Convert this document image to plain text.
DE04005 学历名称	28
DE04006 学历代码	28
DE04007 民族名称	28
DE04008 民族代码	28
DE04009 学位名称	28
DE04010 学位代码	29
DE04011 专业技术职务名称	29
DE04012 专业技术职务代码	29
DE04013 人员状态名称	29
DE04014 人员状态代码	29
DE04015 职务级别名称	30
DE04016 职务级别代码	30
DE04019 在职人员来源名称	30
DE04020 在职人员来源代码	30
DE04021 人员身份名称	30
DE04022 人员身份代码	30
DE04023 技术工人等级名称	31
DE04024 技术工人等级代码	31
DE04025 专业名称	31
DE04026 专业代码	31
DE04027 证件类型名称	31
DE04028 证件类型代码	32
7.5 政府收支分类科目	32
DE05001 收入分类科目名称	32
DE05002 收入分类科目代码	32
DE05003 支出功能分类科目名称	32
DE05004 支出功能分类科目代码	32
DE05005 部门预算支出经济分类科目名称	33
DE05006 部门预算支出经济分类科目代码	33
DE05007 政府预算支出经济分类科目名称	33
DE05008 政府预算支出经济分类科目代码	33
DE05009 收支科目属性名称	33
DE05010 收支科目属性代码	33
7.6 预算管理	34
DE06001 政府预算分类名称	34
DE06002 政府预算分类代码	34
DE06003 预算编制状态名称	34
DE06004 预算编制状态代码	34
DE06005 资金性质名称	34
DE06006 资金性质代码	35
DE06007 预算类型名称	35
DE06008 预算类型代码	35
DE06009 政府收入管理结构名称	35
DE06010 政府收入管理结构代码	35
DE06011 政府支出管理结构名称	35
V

- GIVEN TASK -
Every entry above should be retyped exactly as shown.

- EXERCISE RESPONSE -
Convert this document image to plain text.
DE04005 学历名称	28
DE04006 学历代码	28
DE04007 民族名称	28
DE04008 民族代码	28
DE04009 学位名称	28
DE04010 学位代码	29
DE04011 专业技术职务名称	29
DE04012 专业技术职务代码	29
DE04013 人员状态名称	29
DE04014 人员状态代码	29
DE04015 职务级别名称	30
DE04016 职务级别代码	30
DE04019 在职人员来源名称	30
DE04020 在职人员来源代码	30
DE04021 人员身份名称	30
DE04022 人员身份代码	30
DE04023 技术工人等级名称	31
DE04024 技术工人等级代码	31
DE04025 专业名称	31
DE04026 专业代码	31
DE04027 证件类型名称	31
DE04028 证件类型代码	32
7.5 政府收支分类科目	32
DE05001 收入分类科目名称	32
DE05002 收入分类科目代码	32
DE05003 支出功能分类科目名称	32
DE05004 支出功能分类科目代码	32
DE05005 部门预算支出经济分类科目名称	33
DE05006 部门预算支出经济分类科目代码	33
DE05007 政府预算支出经济分类科目名称	33
DE05008 政府预算支出经济分类科目代码	33
DE05009 收支科目属性名称	33
DE05010 收支科目属性代码	33
7.6 预算管理	34
DE06001 政府预算分类名称	34
DE06002 政府预算分类代码	34
DE06003 预算编制状态名称	34
DE06004 预算编制状态代码	34
DE06005 资金性质名称	34
DE06006 资金性质代码	35
DE06007 预算类型名称	35
DE06008 预算类型代码	35
DE06009 政府收入管理结构名称	35
DE06010 政府收入管理结构代码	35
DE06011 政府支出管理结构名称	35
V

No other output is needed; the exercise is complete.